◆ Extracted entries ◆
— Start —

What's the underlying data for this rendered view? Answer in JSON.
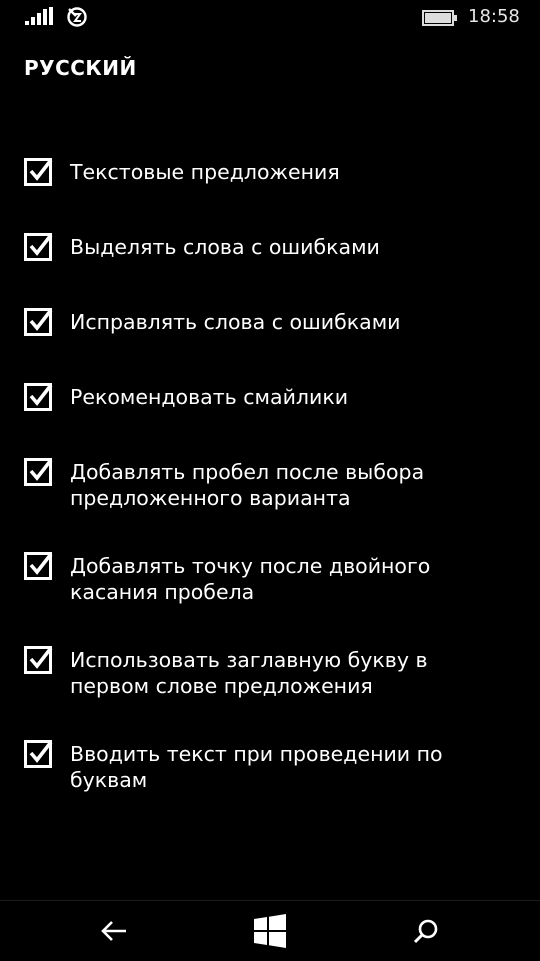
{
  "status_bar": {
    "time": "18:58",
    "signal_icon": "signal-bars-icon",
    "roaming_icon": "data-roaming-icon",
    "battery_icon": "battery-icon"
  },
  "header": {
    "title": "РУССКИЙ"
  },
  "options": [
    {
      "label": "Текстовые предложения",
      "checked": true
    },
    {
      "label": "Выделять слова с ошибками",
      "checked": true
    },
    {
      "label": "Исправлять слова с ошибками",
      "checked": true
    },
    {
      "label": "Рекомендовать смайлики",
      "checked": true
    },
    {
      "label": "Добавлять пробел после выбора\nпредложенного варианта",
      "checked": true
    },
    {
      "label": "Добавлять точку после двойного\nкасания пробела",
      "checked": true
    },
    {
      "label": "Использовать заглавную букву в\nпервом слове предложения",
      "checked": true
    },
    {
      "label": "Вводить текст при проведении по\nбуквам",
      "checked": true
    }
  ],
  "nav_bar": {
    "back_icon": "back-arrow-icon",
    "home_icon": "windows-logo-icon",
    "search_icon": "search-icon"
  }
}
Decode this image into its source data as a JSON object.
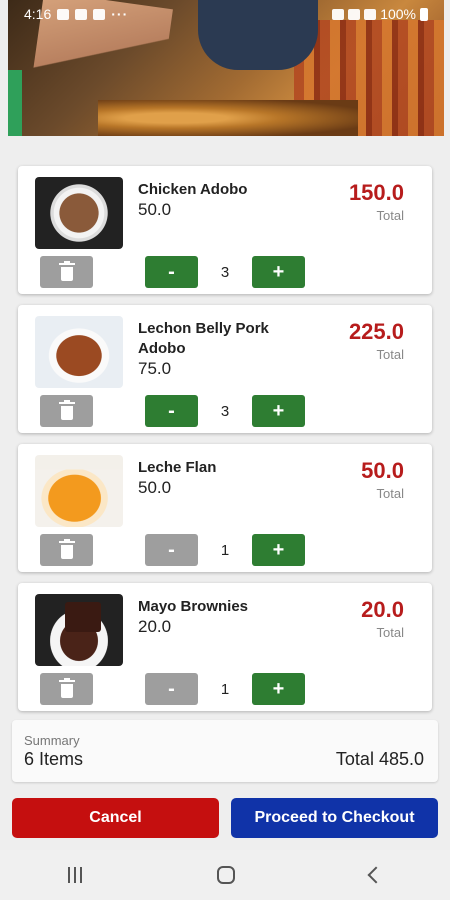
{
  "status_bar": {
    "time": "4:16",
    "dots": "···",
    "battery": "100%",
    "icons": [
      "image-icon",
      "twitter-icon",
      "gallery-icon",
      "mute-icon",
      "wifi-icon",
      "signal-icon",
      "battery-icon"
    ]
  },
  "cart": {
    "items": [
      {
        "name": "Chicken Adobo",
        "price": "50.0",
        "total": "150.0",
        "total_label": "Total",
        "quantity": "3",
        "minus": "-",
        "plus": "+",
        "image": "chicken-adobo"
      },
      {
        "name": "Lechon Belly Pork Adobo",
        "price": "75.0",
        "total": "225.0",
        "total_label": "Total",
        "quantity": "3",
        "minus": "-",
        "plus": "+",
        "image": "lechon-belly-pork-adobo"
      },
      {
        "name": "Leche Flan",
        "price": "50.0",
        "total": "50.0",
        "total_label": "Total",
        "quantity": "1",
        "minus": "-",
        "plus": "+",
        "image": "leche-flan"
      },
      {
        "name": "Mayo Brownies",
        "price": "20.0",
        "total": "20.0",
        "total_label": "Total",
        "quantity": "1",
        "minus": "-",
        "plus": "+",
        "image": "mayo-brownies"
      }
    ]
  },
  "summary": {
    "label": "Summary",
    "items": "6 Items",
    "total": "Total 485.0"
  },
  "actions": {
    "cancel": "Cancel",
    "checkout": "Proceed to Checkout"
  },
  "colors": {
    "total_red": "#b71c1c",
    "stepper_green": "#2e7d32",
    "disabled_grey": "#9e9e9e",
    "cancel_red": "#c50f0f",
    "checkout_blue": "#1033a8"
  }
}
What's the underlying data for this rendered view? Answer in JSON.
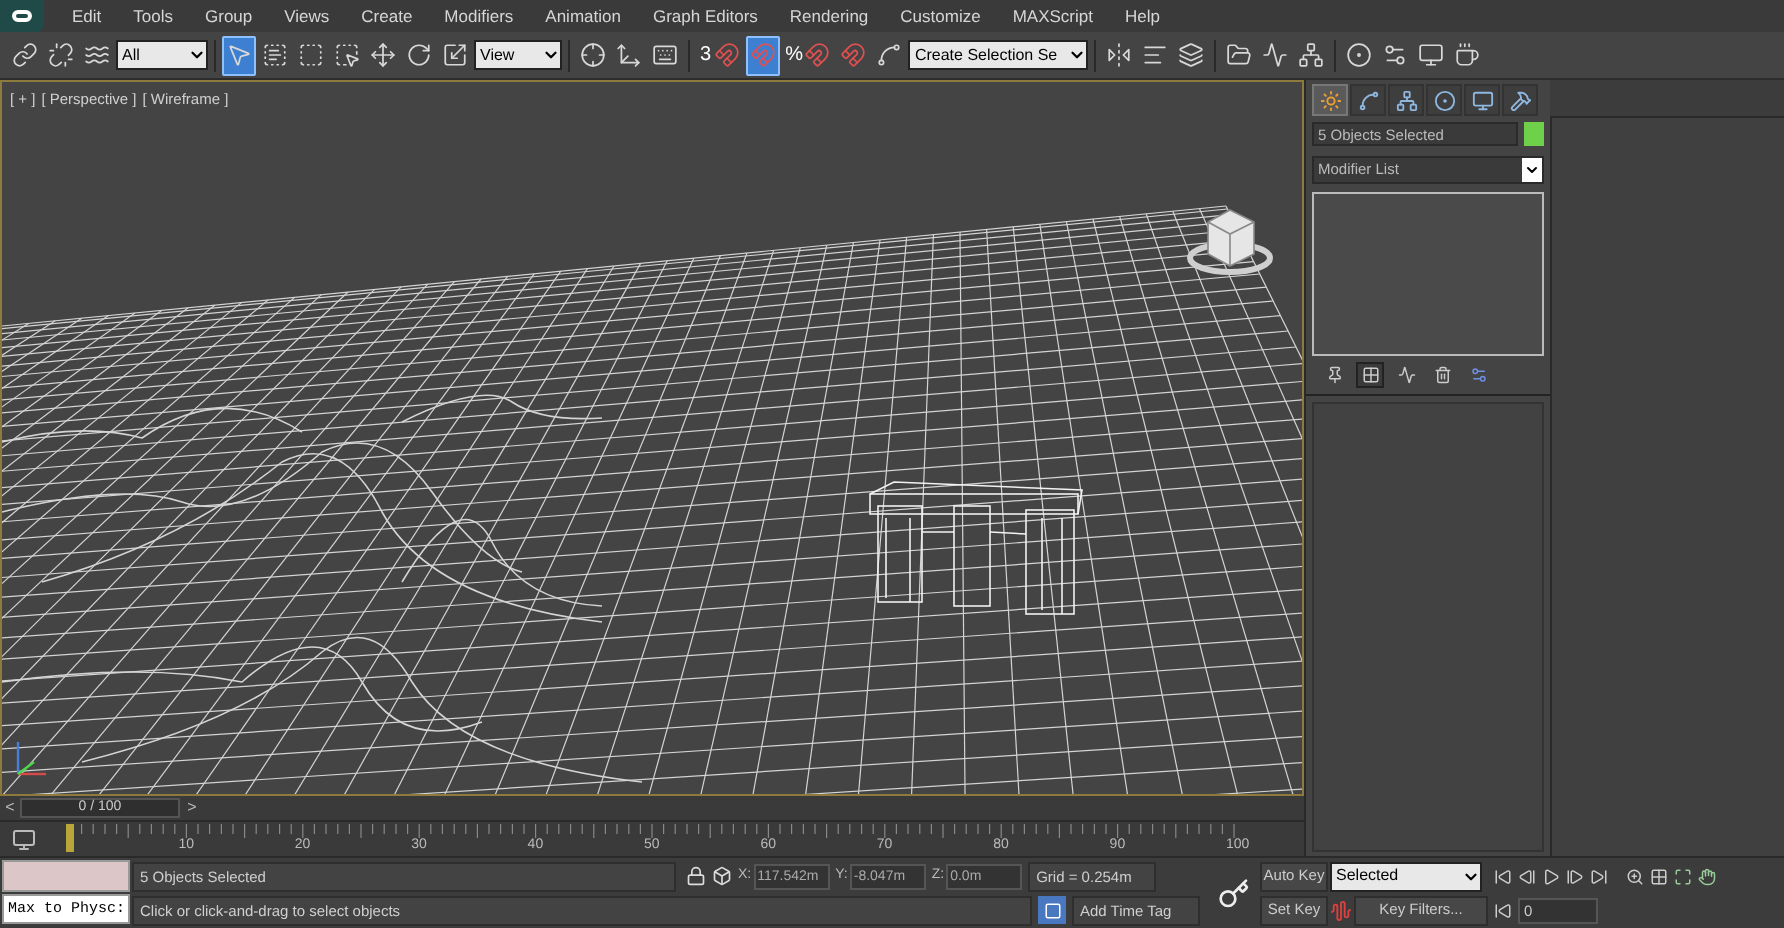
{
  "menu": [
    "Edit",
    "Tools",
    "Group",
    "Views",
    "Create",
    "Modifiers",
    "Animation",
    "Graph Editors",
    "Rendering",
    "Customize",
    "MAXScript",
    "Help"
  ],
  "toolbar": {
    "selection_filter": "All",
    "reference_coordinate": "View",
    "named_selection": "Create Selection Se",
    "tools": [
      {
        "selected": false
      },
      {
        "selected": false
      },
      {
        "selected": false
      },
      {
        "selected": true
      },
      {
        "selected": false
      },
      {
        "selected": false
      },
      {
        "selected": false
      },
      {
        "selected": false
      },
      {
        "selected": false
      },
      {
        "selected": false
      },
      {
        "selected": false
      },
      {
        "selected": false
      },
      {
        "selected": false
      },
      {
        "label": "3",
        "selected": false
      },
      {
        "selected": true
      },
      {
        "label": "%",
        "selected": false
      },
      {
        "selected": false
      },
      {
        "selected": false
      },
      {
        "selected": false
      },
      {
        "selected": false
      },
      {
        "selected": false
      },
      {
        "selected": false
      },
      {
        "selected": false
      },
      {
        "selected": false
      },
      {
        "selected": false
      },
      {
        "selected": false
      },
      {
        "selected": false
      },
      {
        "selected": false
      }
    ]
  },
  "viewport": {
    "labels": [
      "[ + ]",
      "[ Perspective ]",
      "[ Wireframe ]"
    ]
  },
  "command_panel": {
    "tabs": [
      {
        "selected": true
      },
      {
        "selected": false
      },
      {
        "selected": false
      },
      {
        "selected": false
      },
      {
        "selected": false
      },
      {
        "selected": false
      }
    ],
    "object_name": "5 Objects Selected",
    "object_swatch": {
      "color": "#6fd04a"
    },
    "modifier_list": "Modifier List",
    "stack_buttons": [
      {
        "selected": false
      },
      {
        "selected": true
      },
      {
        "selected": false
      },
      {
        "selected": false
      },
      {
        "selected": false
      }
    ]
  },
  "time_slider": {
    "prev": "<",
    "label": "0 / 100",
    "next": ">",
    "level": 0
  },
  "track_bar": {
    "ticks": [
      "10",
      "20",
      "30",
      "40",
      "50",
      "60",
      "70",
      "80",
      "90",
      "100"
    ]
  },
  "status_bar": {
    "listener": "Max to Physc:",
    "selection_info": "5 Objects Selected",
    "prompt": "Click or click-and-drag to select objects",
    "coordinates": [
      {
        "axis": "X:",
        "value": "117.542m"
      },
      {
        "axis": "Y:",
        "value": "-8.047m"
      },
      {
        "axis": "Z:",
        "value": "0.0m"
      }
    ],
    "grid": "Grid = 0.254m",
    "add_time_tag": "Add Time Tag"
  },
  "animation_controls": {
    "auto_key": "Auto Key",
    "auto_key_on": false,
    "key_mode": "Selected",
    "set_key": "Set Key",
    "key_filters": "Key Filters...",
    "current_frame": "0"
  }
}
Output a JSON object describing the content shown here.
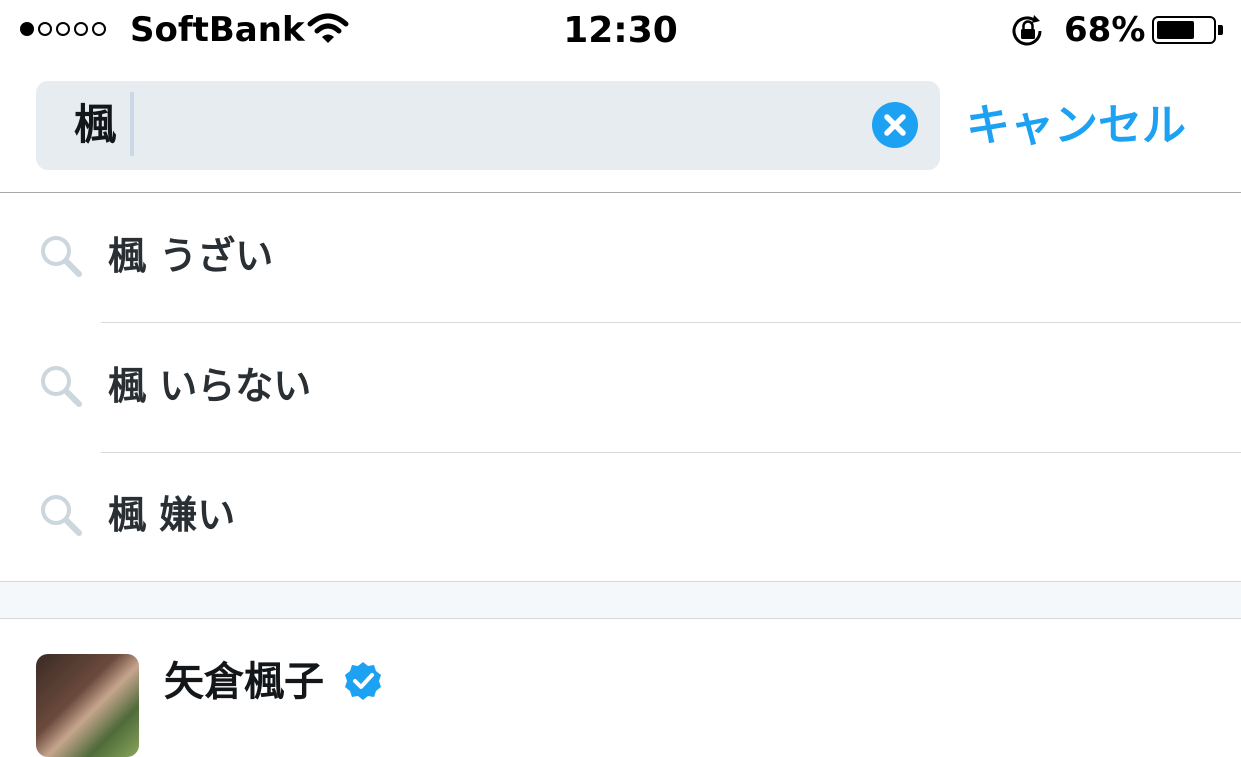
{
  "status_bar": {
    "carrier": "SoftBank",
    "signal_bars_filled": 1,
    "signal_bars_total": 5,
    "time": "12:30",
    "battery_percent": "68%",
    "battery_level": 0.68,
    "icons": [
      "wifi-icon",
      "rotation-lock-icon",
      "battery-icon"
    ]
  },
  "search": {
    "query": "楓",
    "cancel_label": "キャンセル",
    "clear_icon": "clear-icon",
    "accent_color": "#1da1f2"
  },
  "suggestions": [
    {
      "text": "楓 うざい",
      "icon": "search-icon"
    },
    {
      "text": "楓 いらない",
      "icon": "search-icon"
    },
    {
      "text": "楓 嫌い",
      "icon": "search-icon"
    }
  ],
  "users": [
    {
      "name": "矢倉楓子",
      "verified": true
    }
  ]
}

— End —

◆ Task goal ◆
Collect each line containing the string "price".

◆ Exercise output ◆
        "price": "50.0",
        "price": "75.0",
        "price": "50.0",
        "price": "20.0",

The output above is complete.